Copy every line of the data that contains the string "this".

-- start RECORDS SUPPLIED --

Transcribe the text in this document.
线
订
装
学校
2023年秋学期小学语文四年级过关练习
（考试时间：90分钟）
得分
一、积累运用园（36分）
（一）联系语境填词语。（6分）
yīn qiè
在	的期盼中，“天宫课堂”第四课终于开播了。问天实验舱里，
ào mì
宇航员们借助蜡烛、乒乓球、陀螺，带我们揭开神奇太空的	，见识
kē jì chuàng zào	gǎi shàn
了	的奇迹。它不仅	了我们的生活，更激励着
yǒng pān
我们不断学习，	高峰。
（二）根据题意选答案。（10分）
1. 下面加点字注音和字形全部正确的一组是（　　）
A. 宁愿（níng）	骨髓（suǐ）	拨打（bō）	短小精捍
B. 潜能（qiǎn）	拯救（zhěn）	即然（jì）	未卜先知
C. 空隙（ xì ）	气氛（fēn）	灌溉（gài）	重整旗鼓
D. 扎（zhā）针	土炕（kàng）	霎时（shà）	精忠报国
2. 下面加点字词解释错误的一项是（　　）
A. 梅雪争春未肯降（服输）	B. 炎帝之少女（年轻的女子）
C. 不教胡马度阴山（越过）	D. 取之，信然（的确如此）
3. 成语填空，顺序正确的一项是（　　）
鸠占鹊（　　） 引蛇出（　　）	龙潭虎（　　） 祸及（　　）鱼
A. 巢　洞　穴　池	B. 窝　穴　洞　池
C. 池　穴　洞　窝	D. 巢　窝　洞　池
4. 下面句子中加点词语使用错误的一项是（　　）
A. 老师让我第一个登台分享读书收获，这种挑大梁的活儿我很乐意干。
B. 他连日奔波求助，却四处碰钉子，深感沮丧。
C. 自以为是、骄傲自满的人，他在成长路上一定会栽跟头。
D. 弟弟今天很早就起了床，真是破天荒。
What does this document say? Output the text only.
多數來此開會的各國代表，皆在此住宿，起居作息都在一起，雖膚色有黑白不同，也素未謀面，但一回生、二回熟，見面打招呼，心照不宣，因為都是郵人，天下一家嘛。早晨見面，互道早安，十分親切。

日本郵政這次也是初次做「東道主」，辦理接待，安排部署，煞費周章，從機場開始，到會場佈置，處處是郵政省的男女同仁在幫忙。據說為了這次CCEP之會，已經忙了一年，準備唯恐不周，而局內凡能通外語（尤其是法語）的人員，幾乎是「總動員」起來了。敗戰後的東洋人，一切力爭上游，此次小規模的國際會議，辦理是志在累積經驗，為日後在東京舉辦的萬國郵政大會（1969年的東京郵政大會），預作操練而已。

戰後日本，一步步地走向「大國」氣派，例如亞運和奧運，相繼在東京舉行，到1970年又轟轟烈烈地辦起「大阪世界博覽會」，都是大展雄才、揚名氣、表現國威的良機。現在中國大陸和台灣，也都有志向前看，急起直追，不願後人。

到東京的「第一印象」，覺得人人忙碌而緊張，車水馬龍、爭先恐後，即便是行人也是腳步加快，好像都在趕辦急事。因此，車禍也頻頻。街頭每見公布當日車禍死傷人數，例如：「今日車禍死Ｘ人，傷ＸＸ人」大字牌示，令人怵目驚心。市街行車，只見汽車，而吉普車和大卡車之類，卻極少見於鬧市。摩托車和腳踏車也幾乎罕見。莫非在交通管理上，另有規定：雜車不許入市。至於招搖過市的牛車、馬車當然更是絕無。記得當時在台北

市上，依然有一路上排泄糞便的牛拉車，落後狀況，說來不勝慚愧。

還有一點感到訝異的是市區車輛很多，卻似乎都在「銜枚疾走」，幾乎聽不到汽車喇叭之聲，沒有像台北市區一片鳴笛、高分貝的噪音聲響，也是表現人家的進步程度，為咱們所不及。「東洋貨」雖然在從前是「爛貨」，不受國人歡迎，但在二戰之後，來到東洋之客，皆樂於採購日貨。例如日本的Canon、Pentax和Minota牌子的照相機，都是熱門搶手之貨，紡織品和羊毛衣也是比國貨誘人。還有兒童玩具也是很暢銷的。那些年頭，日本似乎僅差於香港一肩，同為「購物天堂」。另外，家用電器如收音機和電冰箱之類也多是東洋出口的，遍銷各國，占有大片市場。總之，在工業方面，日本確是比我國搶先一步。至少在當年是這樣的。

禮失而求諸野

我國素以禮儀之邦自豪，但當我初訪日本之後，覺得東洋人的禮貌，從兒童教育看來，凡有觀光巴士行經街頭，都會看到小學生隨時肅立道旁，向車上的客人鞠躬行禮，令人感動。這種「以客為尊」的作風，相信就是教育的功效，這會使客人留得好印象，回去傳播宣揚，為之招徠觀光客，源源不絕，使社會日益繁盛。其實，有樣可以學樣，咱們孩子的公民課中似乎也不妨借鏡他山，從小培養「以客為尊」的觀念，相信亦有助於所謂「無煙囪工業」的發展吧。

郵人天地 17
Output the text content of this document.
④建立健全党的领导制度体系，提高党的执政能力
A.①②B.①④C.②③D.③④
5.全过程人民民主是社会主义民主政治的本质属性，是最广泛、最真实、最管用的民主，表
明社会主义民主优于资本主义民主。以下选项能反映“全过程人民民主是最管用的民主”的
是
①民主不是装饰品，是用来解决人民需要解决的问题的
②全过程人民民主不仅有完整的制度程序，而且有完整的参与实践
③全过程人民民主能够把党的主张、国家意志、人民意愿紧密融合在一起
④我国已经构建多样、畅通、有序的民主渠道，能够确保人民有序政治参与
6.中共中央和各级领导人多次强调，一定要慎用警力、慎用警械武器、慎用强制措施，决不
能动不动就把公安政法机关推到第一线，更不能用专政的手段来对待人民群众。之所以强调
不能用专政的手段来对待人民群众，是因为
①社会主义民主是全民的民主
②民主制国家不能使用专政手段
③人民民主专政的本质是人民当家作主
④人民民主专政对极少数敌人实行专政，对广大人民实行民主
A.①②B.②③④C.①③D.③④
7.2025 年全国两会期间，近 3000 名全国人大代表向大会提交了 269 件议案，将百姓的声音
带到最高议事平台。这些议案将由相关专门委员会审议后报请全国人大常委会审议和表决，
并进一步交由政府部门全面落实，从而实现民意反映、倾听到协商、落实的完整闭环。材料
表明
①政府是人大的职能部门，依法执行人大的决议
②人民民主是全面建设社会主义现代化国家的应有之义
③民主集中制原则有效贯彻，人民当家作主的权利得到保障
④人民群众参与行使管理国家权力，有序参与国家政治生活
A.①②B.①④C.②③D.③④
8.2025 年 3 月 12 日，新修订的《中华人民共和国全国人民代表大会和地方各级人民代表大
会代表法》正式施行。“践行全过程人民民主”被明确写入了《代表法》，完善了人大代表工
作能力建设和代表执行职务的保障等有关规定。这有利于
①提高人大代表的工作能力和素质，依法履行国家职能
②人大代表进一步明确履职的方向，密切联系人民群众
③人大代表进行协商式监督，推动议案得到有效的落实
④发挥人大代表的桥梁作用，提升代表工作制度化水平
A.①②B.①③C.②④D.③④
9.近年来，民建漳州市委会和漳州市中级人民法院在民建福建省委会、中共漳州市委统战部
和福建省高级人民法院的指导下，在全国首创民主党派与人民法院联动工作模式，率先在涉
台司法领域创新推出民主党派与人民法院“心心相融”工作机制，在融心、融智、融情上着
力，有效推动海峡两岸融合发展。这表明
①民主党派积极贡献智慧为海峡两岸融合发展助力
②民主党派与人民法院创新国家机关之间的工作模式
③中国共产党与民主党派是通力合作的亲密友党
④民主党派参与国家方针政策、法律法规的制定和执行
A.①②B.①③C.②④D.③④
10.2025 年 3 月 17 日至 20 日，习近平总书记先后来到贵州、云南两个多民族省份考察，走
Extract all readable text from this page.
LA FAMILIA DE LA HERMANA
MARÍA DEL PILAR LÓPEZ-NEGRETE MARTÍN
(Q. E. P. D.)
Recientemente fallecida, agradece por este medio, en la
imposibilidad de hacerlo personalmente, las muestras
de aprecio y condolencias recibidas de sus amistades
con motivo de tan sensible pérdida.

-- end RECORDS SUPPLIED --

> **TASK OUTPUT**
Transcribe the text in this document.
What does this document say? Output the text only.
Output the text content of this document.
Extract all readable text from this page.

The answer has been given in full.